[Records]
○ ○ ○ ○ ○ ○ ○

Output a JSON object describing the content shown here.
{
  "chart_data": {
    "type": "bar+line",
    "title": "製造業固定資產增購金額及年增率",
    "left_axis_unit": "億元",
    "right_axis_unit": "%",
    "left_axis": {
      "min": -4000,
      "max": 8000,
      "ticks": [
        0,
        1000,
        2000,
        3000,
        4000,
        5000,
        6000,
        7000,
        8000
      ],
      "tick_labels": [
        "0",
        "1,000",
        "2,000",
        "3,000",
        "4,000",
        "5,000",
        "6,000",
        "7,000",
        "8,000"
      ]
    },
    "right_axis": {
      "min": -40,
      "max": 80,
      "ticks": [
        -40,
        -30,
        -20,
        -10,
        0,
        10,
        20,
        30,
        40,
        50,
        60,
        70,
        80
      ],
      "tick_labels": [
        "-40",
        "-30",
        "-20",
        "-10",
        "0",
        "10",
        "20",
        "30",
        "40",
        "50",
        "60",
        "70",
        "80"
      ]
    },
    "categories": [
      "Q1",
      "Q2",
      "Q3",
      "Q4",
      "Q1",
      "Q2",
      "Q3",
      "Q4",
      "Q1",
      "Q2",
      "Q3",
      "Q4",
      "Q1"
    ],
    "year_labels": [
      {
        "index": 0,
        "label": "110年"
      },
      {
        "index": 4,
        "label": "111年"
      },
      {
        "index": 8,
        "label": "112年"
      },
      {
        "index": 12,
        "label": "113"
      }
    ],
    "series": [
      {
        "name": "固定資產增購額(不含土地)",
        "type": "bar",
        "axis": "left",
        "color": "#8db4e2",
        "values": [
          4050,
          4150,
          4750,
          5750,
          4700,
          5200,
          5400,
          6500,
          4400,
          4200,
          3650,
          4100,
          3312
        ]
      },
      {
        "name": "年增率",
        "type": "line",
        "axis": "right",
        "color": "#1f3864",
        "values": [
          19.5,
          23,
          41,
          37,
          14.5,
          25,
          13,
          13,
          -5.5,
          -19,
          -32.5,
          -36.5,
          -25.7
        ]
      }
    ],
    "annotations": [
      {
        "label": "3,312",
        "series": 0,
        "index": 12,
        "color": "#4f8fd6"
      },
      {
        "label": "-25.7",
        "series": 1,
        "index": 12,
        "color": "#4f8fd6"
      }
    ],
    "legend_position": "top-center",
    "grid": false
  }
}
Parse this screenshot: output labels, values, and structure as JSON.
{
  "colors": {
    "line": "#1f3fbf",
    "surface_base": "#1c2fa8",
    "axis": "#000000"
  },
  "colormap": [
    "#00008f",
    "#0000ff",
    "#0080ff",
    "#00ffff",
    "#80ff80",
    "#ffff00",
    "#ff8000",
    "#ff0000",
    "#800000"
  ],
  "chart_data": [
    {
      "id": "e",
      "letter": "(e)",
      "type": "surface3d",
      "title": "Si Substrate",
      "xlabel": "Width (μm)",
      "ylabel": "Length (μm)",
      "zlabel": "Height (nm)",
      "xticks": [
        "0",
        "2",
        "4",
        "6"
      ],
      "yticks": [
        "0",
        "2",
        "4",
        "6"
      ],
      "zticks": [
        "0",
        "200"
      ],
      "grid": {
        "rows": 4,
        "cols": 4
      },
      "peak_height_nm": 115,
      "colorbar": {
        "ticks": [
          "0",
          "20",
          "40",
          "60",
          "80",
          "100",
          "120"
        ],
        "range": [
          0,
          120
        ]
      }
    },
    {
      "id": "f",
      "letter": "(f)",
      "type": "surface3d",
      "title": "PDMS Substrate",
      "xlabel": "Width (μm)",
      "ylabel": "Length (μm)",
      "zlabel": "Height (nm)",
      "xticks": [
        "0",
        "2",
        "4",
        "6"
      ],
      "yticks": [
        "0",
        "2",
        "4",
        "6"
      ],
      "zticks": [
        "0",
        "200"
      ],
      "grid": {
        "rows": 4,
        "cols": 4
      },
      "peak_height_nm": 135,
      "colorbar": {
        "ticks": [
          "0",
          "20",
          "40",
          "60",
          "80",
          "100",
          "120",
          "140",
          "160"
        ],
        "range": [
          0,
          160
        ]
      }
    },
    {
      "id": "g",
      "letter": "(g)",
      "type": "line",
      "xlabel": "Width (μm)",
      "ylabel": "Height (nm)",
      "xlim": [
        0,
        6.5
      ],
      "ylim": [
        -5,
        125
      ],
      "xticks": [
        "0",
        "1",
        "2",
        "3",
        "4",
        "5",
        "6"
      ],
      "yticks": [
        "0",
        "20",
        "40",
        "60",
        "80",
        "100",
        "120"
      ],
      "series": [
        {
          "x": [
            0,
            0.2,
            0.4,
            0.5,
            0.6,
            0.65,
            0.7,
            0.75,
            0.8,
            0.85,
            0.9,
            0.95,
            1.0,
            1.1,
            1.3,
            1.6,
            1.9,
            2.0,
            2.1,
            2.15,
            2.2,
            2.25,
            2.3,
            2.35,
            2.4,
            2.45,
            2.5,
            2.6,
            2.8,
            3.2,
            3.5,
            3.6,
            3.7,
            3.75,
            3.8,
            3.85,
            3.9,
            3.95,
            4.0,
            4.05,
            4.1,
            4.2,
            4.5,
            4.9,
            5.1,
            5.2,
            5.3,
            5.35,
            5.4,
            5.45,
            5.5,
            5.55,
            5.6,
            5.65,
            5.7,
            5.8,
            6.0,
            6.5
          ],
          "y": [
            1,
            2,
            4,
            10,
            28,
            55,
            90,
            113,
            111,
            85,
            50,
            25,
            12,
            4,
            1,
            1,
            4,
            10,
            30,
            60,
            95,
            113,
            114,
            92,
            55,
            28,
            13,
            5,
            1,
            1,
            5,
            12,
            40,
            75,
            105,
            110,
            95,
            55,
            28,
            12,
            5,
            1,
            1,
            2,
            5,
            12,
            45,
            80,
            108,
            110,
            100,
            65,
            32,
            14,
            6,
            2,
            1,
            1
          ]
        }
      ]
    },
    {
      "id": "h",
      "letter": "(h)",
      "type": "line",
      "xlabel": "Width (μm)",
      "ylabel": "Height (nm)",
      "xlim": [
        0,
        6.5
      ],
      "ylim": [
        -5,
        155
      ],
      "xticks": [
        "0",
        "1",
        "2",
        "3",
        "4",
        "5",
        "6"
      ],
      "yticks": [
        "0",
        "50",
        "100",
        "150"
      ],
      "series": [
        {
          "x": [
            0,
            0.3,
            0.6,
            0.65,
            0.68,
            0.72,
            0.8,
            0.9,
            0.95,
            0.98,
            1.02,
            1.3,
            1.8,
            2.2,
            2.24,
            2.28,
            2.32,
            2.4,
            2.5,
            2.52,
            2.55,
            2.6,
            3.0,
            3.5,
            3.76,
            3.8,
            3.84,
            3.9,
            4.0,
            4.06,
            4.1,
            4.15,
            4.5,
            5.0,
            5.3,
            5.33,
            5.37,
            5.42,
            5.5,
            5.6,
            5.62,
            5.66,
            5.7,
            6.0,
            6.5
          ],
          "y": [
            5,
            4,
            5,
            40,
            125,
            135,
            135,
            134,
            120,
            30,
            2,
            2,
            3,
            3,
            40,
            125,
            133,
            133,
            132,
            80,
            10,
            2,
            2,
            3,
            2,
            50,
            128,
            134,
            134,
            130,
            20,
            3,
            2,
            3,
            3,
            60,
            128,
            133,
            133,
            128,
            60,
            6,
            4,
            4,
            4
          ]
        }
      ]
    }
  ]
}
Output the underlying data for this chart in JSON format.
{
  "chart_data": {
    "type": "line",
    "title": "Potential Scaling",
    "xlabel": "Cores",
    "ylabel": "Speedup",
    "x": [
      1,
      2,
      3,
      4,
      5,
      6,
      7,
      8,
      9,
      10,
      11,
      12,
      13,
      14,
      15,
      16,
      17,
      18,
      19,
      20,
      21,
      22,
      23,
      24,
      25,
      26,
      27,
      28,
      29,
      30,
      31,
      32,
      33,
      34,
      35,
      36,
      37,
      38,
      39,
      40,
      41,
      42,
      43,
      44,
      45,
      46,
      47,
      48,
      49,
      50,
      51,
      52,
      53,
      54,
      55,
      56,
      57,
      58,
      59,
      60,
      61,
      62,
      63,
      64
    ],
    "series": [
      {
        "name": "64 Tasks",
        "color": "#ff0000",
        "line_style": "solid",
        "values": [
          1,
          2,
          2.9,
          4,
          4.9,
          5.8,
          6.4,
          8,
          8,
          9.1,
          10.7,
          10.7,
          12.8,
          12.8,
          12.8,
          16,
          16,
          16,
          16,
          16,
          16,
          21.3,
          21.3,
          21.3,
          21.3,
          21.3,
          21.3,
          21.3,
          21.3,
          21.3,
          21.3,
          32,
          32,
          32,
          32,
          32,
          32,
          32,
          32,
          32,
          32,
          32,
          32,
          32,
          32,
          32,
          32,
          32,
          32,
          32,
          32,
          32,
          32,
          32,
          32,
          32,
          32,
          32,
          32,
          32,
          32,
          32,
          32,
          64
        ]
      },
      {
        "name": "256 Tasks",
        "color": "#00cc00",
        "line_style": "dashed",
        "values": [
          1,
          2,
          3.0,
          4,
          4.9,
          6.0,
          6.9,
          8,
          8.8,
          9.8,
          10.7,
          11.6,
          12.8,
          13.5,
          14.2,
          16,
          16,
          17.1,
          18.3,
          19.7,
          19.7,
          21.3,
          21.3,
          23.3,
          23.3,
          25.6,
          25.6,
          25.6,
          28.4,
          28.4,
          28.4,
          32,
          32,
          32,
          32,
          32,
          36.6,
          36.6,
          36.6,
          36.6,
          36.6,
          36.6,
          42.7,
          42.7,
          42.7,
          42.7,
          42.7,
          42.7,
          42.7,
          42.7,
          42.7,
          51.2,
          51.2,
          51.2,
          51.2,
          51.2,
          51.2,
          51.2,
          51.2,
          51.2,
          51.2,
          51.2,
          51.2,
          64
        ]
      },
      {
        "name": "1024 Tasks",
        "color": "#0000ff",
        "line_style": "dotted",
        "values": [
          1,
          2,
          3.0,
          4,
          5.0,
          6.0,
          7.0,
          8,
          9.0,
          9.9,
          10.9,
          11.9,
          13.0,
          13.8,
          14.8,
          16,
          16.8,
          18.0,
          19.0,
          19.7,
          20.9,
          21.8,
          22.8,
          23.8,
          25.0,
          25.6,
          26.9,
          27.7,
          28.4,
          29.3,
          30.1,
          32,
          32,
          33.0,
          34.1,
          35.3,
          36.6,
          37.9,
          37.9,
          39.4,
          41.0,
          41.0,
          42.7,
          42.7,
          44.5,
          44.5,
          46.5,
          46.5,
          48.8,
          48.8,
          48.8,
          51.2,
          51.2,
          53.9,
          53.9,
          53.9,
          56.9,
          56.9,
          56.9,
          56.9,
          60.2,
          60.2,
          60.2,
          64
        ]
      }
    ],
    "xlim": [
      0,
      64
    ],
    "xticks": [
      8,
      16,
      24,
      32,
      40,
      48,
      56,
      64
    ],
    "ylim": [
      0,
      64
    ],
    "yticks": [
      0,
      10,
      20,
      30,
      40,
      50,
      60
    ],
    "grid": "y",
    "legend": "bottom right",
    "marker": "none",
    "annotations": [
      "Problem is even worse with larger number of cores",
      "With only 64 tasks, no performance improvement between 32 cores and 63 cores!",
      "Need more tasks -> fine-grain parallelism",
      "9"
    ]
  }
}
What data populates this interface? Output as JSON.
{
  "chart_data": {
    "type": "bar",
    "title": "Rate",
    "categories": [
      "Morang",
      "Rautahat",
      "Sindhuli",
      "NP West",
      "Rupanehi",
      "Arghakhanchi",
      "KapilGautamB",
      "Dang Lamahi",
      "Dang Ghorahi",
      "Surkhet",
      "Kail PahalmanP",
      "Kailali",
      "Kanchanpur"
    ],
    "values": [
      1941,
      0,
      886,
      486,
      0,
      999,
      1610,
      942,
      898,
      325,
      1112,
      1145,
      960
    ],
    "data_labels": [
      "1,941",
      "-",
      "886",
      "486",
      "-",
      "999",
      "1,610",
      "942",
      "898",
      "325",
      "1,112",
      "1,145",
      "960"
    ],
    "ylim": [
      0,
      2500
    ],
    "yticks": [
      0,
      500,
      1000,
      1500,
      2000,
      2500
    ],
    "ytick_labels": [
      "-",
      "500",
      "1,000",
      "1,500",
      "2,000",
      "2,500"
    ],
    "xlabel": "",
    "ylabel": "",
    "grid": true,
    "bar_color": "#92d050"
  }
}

○ ○ ○ ○ ○ ○ ○

**Task objective:** Transcribe exactly, and only, the lines from the one bearing "What data populates" through the last line of the entries, counting both.

**Response below:**
What data populates this interface? Output as JSON.
{
  "chart_data": {
    "type": "bar",
    "title": "Rate",
    "categories": [
      "Morang",
      "Rautahat",
      "Sindhuli",
      "NP West",
      "Rupanehi",
      "Arghakhanchi",
      "KapilGautamB",
      "Dang Lamahi",
      "Dang Ghorahi",
      "Surkhet",
      "Kail PahalmanP",
      "Kailali",
      "Kanchanpur"
    ],
    "values": [
      1941,
      0,
      886,
      486,
      0,
      999,
      1610,
      942,
      898,
      325,
      1112,
      1145,
      960
    ],
    "data_labels": [
      "1,941",
      "-",
      "886",
      "486",
      "-",
      "999",
      "1,610",
      "942",
      "898",
      "325",
      "1,112",
      "1,145",
      "960"
    ],
    "ylim": [
      0,
      2500
    ],
    "yticks": [
      0,
      500,
      1000,
      1500,
      2000,
      2500
    ],
    "ytick_labels": [
      "-",
      "500",
      "1,000",
      "1,500",
      "2,000",
      "2,500"
    ],
    "xlabel": "",
    "ylabel": "",
    "grid": true,
    "bar_color": "#92d050"
  }
}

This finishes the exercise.